**TO DO**
1) Reproduce the passage of the article about comedian Gerry Dee starting at "After the Oct." and ending at "defined Dee's career.", swapping "Facebook" for "Twitter" wherever it occurs.
2) According to the article about comedian Gerry Dee, at which school did Dee formerly teach physical education?
3) Identify every calendar date mentioned in the article about comedian Gerry Dee.

After the Oct. 26 firing of Jian Ghomeshi and the now-infamous Facebook post detailing the CBC broadcaster's sex life that got everyone talking, comedian Gerry Dee made his own Ghomeshi-inspired social media confession.

“Before this gets out there, I want everyone to hear this from me first. My wife and I have sex once a month. Just her and I. Missionary,” Dee said on Facebook, prompting more than 200 comments from his amused fans.

It's this kind of reality-inspired joke that's defined Dee's career.

“I think the best jokes are where you're saying what everyone's thinking, and no one has the guts to say it,” said the comedian, in a recent phone interview with NorthernLife.ca to promote his Nov. 15 Sudbury show.

“It's when you can come out and be honest, and other people are like 'Oh my God, I can't believe you just said that.' Joan Rivers was the best at that. Maybe she took it too far sometimes.”

Dee — otherwise known as Gerard Francis Donoghue — is the star of his own CBC television sitcom, "Mr. D," about a hapless physical education teacher.

Formerly a physical education teacher at the private Toronto high school De La Salle College, the 45-year-old father of three comes by the material for his show honestly.

“I had many times where kids made me laugh by the things they did,” Dee said, adding that many of the characters on his show are amalgams of people he knew in real life.

“The secretary at our school was very in charge of a lot of things, as they are in most schools, which is what you get with Trudy, played by Bette MacDonald,” he said.

The fourth season of Mr. D, which starts Jan. 20, is going to be “our best season yet,” Dee said.

(Spatial annotation records)

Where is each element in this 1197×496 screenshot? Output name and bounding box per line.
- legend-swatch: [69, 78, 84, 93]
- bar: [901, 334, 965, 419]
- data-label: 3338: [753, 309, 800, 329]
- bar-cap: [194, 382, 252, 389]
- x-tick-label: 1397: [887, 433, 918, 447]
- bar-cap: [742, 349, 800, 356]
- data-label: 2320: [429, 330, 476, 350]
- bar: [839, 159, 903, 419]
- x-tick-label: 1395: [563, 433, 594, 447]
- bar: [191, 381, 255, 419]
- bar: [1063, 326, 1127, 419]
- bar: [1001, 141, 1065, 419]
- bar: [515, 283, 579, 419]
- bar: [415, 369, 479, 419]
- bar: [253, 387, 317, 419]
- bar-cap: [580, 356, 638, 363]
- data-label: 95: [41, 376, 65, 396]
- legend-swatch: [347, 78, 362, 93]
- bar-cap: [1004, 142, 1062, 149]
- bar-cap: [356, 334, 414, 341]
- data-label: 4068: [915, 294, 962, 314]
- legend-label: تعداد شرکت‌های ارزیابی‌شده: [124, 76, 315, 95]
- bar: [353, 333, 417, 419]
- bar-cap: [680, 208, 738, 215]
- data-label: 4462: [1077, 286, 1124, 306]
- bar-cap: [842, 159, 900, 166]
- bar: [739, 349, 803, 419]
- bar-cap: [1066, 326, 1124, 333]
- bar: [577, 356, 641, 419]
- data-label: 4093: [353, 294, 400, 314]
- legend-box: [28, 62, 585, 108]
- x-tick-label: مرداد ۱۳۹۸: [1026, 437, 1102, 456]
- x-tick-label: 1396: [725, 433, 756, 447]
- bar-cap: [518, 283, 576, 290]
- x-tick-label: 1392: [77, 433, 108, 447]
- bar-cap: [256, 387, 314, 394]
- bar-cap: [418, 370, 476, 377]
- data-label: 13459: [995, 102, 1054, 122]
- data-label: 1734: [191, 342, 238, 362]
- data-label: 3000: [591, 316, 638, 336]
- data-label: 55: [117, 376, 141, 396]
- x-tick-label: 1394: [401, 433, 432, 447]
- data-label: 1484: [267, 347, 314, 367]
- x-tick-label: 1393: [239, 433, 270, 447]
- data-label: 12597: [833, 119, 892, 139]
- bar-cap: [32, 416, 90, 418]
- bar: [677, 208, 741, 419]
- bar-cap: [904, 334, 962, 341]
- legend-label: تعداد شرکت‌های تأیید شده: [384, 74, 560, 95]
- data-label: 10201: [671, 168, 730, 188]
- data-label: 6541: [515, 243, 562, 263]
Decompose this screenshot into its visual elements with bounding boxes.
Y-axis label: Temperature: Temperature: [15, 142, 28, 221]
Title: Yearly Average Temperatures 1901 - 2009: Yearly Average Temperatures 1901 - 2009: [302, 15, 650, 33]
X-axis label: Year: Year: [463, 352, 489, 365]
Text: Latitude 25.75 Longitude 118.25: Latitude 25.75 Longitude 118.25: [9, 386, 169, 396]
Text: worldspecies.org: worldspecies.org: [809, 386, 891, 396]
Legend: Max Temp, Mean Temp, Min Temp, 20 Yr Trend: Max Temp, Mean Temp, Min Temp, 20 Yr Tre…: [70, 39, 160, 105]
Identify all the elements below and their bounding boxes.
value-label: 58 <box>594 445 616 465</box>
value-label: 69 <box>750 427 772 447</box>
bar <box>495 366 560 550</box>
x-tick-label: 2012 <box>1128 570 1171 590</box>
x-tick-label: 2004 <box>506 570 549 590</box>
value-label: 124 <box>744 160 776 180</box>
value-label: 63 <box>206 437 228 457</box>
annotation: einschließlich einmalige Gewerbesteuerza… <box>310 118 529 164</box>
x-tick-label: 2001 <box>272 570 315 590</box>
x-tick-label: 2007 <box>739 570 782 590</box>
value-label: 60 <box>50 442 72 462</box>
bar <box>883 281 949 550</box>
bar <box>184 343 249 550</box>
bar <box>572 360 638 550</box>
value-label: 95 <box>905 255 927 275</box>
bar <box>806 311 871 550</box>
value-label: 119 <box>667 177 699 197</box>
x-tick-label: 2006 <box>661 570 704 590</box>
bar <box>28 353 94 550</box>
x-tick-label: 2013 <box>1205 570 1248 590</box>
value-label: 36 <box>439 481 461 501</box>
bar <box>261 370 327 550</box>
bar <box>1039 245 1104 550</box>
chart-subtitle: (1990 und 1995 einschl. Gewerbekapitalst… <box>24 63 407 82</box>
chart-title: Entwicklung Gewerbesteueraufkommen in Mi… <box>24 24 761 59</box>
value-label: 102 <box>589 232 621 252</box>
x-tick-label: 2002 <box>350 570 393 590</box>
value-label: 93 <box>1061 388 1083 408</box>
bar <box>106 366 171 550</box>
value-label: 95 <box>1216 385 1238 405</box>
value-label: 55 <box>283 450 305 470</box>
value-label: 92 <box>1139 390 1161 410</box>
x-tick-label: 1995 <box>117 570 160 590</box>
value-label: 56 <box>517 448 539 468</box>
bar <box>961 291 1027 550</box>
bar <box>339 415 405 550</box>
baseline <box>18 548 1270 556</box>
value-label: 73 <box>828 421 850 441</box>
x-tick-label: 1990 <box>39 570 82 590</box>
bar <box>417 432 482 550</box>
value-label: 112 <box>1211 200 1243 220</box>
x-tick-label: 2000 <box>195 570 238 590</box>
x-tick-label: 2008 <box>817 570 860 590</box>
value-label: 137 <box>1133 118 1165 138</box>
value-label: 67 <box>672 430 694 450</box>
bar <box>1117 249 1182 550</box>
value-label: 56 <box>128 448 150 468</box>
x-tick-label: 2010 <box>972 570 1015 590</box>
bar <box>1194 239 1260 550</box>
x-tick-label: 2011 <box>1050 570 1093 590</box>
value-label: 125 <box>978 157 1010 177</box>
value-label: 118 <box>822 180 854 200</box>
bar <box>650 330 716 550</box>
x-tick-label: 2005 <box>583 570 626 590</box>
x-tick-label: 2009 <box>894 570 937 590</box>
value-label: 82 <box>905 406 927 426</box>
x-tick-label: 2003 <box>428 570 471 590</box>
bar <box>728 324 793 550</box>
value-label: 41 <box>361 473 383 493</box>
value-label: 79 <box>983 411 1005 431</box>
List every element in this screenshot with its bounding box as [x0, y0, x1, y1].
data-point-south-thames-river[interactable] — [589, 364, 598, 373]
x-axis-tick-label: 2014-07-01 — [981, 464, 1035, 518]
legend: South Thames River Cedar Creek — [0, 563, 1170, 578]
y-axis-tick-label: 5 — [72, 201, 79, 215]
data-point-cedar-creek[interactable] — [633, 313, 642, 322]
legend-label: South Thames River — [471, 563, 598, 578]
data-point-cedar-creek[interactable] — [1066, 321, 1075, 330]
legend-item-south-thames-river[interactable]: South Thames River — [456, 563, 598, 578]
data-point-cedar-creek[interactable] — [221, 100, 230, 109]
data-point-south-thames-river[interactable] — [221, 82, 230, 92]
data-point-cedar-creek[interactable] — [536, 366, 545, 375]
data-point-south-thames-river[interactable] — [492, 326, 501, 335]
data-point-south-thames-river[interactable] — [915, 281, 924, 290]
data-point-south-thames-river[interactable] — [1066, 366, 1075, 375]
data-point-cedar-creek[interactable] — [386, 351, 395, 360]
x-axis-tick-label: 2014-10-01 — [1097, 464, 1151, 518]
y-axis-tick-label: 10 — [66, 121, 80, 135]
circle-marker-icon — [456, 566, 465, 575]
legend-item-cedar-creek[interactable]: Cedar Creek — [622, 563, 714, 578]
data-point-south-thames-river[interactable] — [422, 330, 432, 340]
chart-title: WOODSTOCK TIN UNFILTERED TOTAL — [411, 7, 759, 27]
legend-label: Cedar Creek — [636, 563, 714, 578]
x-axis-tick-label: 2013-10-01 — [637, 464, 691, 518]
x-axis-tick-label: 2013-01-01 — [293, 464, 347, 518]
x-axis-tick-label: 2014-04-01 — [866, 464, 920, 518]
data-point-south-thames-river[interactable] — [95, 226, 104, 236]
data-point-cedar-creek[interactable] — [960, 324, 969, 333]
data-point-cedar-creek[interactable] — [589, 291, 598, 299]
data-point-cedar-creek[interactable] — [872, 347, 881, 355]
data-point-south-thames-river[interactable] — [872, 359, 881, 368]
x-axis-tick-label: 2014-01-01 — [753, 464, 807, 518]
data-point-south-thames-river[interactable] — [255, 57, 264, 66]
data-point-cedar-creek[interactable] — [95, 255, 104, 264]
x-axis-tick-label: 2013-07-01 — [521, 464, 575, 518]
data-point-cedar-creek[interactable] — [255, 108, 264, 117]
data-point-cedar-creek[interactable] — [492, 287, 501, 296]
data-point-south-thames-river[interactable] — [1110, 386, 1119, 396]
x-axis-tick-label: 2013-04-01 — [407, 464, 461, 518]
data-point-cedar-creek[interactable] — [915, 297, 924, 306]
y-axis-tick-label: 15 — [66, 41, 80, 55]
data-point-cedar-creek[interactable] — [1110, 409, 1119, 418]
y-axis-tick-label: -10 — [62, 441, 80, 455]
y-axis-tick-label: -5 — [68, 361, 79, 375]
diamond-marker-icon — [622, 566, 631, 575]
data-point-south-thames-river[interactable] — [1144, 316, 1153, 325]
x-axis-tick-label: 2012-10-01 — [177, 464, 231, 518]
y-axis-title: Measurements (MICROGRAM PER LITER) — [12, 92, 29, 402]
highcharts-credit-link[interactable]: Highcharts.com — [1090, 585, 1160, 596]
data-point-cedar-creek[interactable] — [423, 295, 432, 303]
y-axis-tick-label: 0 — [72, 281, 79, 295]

**ANSWER LIST**
1)
After the Oct. 26 firing of Jian Ghomeshi and the now-infamous Twitter post detailing the CBC broadcaster's sex life that got everyone talking, comedian Gerry Dee made his own Ghomeshi-inspired social media confession.

“Before this gets out there, I want everyone to hear this from me first. My wife and I have sex once a month. Just her and I. Missionary,” Dee said on Twitter, prompting more than 200 comments from his amused fans.

It's this kind of reality-inspired joke that's defined Dee's career.

2) De La Salle College, a private high school in Toronto.

3) Oct. 26, Nov. 15, Jan. 20